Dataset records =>
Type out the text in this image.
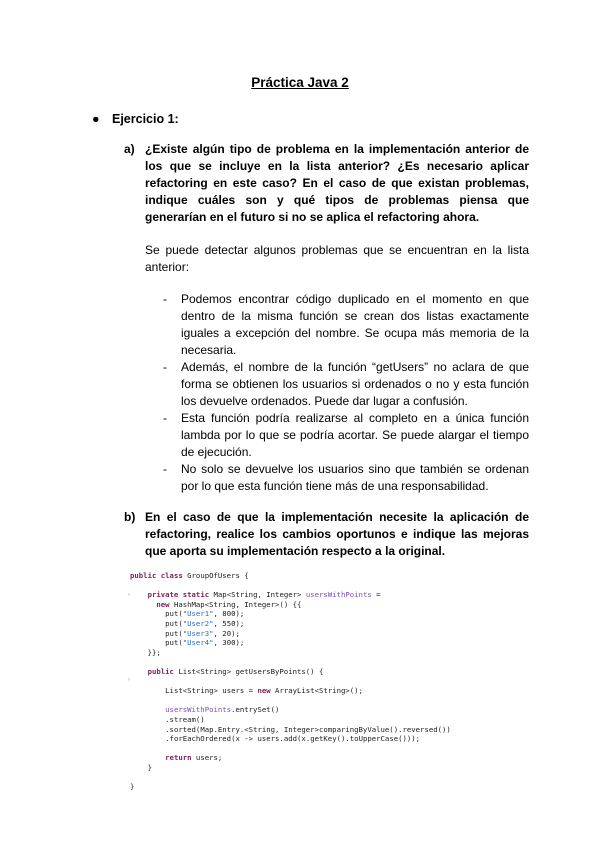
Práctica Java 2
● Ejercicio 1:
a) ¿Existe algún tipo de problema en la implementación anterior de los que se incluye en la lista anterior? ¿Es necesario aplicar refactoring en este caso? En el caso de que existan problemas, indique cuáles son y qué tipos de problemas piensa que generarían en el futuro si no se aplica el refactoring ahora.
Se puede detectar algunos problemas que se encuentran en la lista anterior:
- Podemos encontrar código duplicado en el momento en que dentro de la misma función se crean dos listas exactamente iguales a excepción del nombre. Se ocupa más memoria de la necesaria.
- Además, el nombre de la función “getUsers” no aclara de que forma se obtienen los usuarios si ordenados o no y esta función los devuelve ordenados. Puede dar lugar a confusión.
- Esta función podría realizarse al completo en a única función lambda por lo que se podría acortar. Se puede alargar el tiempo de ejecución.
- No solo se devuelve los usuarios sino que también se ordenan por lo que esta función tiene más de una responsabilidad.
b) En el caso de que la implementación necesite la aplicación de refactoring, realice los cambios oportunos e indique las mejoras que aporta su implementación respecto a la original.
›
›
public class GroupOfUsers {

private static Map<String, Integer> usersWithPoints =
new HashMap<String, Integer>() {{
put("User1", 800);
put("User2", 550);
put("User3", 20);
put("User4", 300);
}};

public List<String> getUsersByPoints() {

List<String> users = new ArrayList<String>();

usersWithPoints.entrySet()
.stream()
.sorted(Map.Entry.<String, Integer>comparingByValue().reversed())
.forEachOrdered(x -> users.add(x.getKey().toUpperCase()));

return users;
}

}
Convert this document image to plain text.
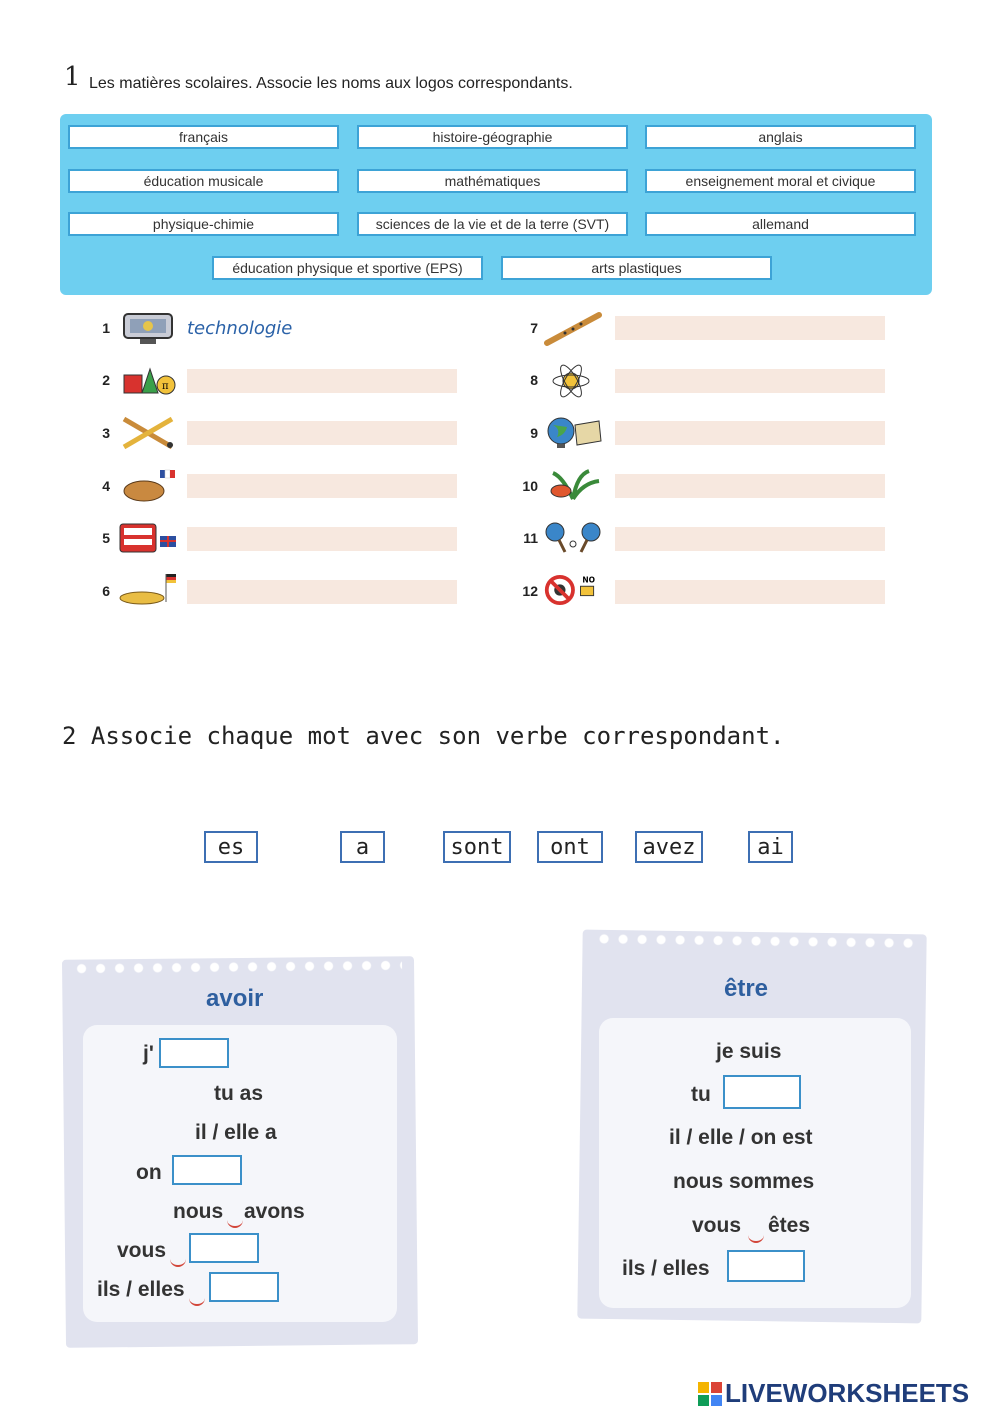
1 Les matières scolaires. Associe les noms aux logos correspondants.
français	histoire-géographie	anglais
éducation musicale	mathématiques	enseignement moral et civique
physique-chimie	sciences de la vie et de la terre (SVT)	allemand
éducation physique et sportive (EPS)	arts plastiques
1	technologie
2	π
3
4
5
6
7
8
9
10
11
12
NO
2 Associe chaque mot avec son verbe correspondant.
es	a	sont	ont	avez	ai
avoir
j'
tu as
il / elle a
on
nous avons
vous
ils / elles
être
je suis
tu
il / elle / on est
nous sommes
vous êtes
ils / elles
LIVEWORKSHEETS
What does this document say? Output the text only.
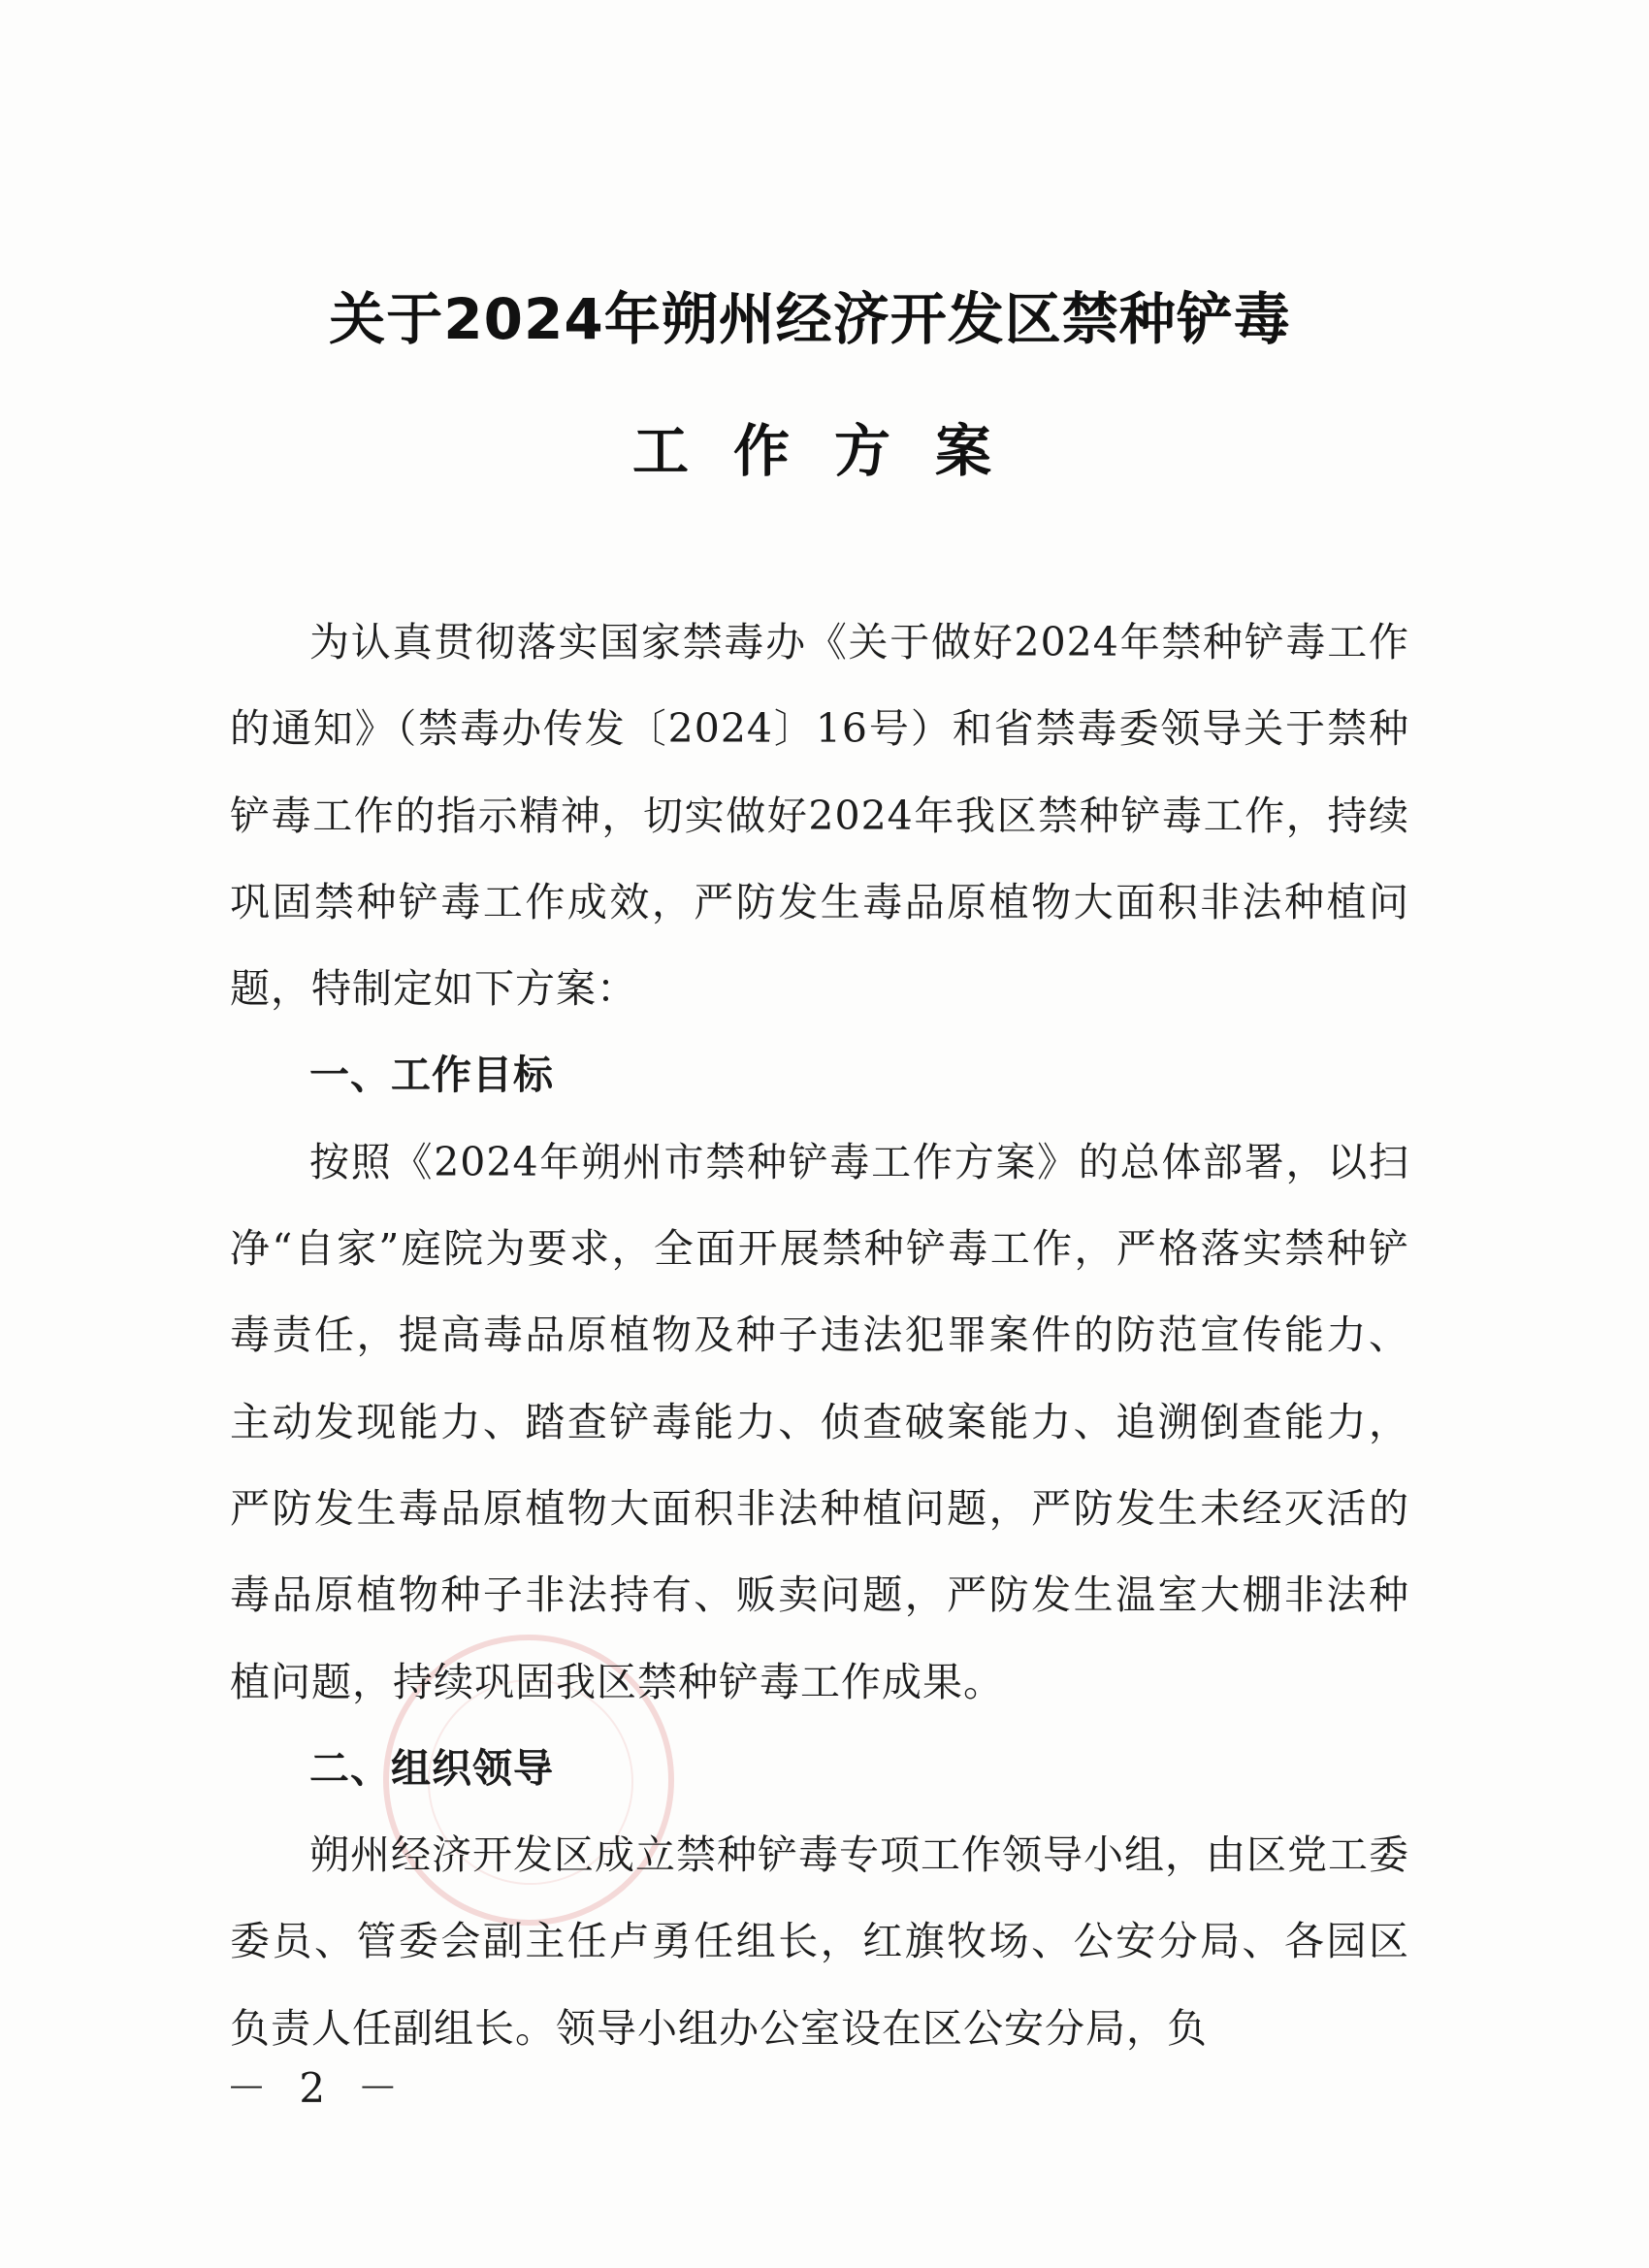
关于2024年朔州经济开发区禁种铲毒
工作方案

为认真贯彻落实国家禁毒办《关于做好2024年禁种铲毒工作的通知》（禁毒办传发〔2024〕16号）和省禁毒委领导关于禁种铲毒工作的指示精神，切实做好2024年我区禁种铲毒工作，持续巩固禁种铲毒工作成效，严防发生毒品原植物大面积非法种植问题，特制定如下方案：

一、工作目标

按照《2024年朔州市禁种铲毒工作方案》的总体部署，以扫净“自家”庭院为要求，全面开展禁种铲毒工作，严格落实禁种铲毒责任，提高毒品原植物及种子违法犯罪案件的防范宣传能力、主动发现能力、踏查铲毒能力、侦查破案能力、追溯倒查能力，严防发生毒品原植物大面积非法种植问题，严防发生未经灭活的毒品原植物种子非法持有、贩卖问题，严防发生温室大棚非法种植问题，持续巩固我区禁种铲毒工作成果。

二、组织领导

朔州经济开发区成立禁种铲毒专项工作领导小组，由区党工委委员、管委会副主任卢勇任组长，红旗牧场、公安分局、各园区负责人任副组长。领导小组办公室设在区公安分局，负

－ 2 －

Task goal => Could you repeat, exactly and with nothing else, the lines from the one containing "What does this" through the last line of the records above, leaving out the pictures?

Written answer =>
What does this document say? Output the text only.
关于2024年朔州经济开发区禁种铲毒
工作方案

为认真贯彻落实国家禁毒办《关于做好2024年禁种铲毒工作的通知》（禁毒办传发〔2024〕16号）和省禁毒委领导关于禁种铲毒工作的指示精神，切实做好2024年我区禁种铲毒工作，持续巩固禁种铲毒工作成效，严防发生毒品原植物大面积非法种植问题，特制定如下方案：

一、工作目标

按照《2024年朔州市禁种铲毒工作方案》的总体部署，以扫净“自家”庭院为要求，全面开展禁种铲毒工作，严格落实禁种铲毒责任，提高毒品原植物及种子违法犯罪案件的防范宣传能力、主动发现能力、踏查铲毒能力、侦查破案能力、追溯倒查能力，严防发生毒品原植物大面积非法种植问题，严防发生未经灭活的毒品原植物种子非法持有、贩卖问题，严防发生温室大棚非法种植问题，持续巩固我区禁种铲毒工作成果。

二、组织领导

朔州经济开发区成立禁种铲毒专项工作领导小组，由区党工委委员、管委会副主任卢勇任组长，红旗牧场、公安分局、各园区负责人任副组长。领导小组办公室设在区公安分局，负

－ 2 －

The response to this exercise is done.